Transcribe each entry below exactly. Pictures do not go in the copy.

* [A block of data]:
───

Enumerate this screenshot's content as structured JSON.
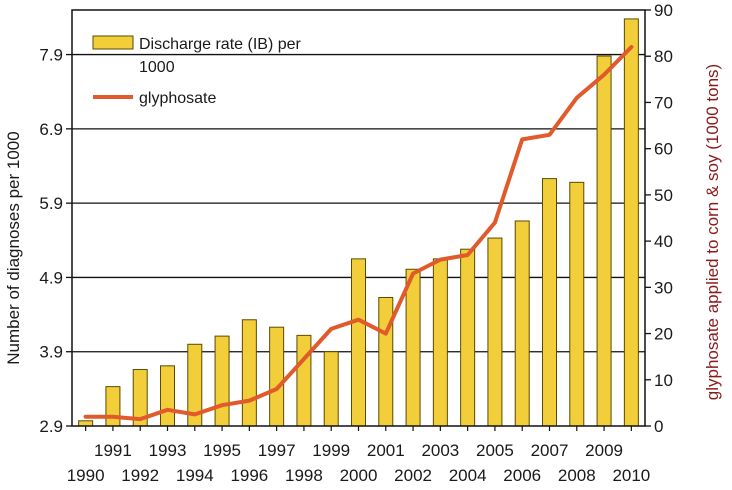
{
  "chart_data": {
    "type": "bar+line",
    "categories": [
      "1990",
      "1991",
      "1992",
      "1993",
      "1994",
      "1995",
      "1996",
      "1997",
      "1998",
      "1999",
      "2000",
      "2001",
      "2002",
      "2003",
      "2004",
      "2005",
      "2006",
      "2007",
      "2008",
      "2009",
      "2010"
    ],
    "x_tick_labels_top": [
      "1991",
      "1993",
      "1995",
      "1997",
      "1999",
      "2001",
      "2003",
      "2005",
      "2007",
      "2009"
    ],
    "x_tick_labels_bottom": [
      "1990",
      "1992",
      "1994",
      "1996",
      "1998",
      "2000",
      "2002",
      "2004",
      "2006",
      "2008",
      "2010"
    ],
    "series": [
      {
        "name": "Discharge rate (IB) per 1000",
        "legend_line1": "Discharge rate (IB) per",
        "legend_line2": "1000",
        "type": "bar",
        "axis": "left",
        "color": "#f2cf3a",
        "values": [
          2.97,
          3.43,
          3.66,
          3.71,
          4.0,
          4.11,
          4.33,
          4.23,
          4.12,
          3.9,
          5.15,
          4.63,
          5.01,
          5.15,
          5.28,
          5.43,
          5.66,
          6.23,
          6.18,
          7.88,
          8.38
        ]
      },
      {
        "name": "glyphosate",
        "type": "line",
        "axis": "right",
        "color": "#e05a2b",
        "values": [
          2,
          2,
          1.5,
          3.5,
          2.5,
          4.5,
          5.5,
          8,
          14.5,
          21,
          23,
          20,
          33,
          36,
          37,
          44,
          62,
          63,
          71,
          76,
          82
        ]
      }
    ],
    "left_axis": {
      "label": "Number of diagnoses per 1000",
      "ticks": [
        2.9,
        3.9,
        4.9,
        5.9,
        6.9,
        7.9
      ],
      "tick_labels": [
        "2.9",
        "3.9",
        "4.9",
        "5.9",
        "6.9",
        "7.9"
      ],
      "ylim": [
        2.9,
        8.5
      ]
    },
    "right_axis": {
      "label": "glyphosate applied to corn & soy (1000 tons)",
      "label_color": "#8b1a1a",
      "ticks": [
        0,
        10,
        20,
        30,
        40,
        50,
        60,
        70,
        80,
        90
      ],
      "tick_labels": [
        "0",
        "10",
        "20",
        "30",
        "40",
        "50",
        "60",
        "70",
        "80",
        "90"
      ],
      "ylim": [
        0,
        90
      ]
    },
    "grid": true,
    "legend_position": "top-left"
  }
}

───

* [TASK RESPONSE]:
Enumerate this screenshot's content as structured JSON.
{
  "chart_data": {
    "type": "bar+line",
    "categories": [
      "1990",
      "1991",
      "1992",
      "1993",
      "1994",
      "1995",
      "1996",
      "1997",
      "1998",
      "1999",
      "2000",
      "2001",
      "2002",
      "2003",
      "2004",
      "2005",
      "2006",
      "2007",
      "2008",
      "2009",
      "2010"
    ],
    "x_tick_labels_top": [
      "1991",
      "1993",
      "1995",
      "1997",
      "1999",
      "2001",
      "2003",
      "2005",
      "2007",
      "2009"
    ],
    "x_tick_labels_bottom": [
      "1990",
      "1992",
      "1994",
      "1996",
      "1998",
      "2000",
      "2002",
      "2004",
      "2006",
      "2008",
      "2010"
    ],
    "series": [
      {
        "name": "Discharge rate (IB) per 1000",
        "legend_line1": "Discharge rate (IB) per",
        "legend_line2": "1000",
        "type": "bar",
        "axis": "left",
        "color": "#f2cf3a",
        "values": [
          2.97,
          3.43,
          3.66,
          3.71,
          4.0,
          4.11,
          4.33,
          4.23,
          4.12,
          3.9,
          5.15,
          4.63,
          5.01,
          5.15,
          5.28,
          5.43,
          5.66,
          6.23,
          6.18,
          7.88,
          8.38
        ]
      },
      {
        "name": "glyphosate",
        "type": "line",
        "axis": "right",
        "color": "#e05a2b",
        "values": [
          2,
          2,
          1.5,
          3.5,
          2.5,
          4.5,
          5.5,
          8,
          14.5,
          21,
          23,
          20,
          33,
          36,
          37,
          44,
          62,
          63,
          71,
          76,
          82
        ]
      }
    ],
    "left_axis": {
      "label": "Number of diagnoses per 1000",
      "ticks": [
        2.9,
        3.9,
        4.9,
        5.9,
        6.9,
        7.9
      ],
      "tick_labels": [
        "2.9",
        "3.9",
        "4.9",
        "5.9",
        "6.9",
        "7.9"
      ],
      "ylim": [
        2.9,
        8.5
      ]
    },
    "right_axis": {
      "label": "glyphosate applied to corn & soy (1000 tons)",
      "label_color": "#8b1a1a",
      "ticks": [
        0,
        10,
        20,
        30,
        40,
        50,
        60,
        70,
        80,
        90
      ],
      "tick_labels": [
        "0",
        "10",
        "20",
        "30",
        "40",
        "50",
        "60",
        "70",
        "80",
        "90"
      ],
      "ylim": [
        0,
        90
      ]
    },
    "grid": true,
    "legend_position": "top-left"
  }
}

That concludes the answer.